**TO DO**
Look through the listing below and report how many lines contain "icon", as a bare number.

Data entries for graphics:

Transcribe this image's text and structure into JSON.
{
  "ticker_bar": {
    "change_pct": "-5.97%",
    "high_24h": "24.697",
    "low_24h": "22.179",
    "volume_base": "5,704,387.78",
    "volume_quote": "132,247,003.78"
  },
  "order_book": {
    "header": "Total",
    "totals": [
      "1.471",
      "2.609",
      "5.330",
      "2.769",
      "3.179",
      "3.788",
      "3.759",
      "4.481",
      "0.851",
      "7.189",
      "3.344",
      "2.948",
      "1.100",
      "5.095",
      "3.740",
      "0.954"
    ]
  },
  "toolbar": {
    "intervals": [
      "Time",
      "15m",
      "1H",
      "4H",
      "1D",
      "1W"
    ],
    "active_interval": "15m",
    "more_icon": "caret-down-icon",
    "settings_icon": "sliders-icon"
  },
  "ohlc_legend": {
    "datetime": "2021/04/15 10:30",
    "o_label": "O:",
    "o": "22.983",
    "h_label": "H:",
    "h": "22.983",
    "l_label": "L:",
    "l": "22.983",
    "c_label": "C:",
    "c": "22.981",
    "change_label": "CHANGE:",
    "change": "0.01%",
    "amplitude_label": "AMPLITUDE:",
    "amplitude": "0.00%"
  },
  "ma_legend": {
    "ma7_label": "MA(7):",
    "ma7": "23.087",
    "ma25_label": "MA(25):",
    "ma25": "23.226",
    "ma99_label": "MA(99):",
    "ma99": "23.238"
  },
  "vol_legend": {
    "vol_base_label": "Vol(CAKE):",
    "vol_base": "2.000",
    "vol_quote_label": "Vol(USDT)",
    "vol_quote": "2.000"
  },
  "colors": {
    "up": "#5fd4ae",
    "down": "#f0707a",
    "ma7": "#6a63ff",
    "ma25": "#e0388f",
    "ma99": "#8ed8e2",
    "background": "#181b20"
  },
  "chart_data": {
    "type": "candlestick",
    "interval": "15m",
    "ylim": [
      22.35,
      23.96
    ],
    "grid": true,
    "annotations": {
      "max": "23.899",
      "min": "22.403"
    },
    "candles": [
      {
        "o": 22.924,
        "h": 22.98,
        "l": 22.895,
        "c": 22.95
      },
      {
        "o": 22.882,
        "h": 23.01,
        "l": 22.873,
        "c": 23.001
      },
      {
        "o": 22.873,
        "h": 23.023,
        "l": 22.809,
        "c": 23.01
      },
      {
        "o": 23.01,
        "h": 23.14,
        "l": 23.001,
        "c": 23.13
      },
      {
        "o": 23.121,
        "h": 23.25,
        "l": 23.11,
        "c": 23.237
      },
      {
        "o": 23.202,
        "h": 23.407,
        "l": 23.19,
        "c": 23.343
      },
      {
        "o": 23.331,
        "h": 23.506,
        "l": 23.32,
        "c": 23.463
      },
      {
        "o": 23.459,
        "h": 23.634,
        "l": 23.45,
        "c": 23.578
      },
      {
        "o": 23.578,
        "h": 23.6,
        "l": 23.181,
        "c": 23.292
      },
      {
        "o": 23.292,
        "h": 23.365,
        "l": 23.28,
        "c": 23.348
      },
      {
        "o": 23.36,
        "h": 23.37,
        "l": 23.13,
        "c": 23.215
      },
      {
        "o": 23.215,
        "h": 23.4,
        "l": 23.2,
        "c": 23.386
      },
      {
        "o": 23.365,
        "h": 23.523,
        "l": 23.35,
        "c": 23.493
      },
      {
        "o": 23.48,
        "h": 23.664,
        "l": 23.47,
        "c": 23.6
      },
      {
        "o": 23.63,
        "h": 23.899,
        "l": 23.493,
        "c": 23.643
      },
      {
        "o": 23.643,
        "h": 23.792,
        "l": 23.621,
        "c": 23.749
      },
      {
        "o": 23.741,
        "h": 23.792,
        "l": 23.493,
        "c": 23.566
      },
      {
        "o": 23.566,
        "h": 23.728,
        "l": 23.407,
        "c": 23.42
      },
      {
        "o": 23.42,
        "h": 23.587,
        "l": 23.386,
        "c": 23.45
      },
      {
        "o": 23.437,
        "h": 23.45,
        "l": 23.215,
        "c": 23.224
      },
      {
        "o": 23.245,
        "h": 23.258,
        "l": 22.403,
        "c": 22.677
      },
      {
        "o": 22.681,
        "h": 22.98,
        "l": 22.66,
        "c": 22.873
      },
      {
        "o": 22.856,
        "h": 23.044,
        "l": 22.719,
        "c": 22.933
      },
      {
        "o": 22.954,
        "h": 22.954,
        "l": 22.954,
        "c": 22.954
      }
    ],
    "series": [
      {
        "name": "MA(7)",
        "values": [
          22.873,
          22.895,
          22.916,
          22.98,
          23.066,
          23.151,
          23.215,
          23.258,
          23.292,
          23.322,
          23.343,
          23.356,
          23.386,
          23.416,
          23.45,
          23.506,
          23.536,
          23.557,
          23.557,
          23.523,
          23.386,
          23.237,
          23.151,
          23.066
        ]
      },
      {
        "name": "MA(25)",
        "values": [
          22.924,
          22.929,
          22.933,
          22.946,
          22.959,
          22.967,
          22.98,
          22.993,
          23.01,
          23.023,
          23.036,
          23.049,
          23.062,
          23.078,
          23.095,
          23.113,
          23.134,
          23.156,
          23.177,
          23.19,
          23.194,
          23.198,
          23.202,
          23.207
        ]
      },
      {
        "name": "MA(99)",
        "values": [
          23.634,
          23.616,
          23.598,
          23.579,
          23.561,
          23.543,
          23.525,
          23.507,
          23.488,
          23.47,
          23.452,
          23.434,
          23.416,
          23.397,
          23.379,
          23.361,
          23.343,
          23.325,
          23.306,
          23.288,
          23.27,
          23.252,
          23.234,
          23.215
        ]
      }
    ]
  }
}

**SOLUTION FOR THIS PROBLEM**
2